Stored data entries

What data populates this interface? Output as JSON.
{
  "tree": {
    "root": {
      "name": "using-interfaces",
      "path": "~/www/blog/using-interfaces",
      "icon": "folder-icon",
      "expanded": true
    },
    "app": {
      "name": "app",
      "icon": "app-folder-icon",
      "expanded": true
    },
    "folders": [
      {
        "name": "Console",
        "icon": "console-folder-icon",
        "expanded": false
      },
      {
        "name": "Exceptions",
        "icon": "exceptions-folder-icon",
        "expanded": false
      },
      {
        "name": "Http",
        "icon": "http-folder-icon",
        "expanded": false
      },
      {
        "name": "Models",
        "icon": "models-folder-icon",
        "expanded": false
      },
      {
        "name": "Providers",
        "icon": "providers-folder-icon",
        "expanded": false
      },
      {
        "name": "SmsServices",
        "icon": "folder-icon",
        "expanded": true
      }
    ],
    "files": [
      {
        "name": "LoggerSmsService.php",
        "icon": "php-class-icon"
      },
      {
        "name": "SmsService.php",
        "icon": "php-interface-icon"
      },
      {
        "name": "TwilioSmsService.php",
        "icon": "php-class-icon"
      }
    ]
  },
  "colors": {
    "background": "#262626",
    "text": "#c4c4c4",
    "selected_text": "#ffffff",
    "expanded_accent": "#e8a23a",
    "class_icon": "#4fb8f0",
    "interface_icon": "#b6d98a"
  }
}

DO THIS: Of the lines above, copy each that contains "interfaces".

RESULT OF THIS EXERCISE:
      "name": "using-interfaces",
      "path": "~/www/blog/using-interfaces",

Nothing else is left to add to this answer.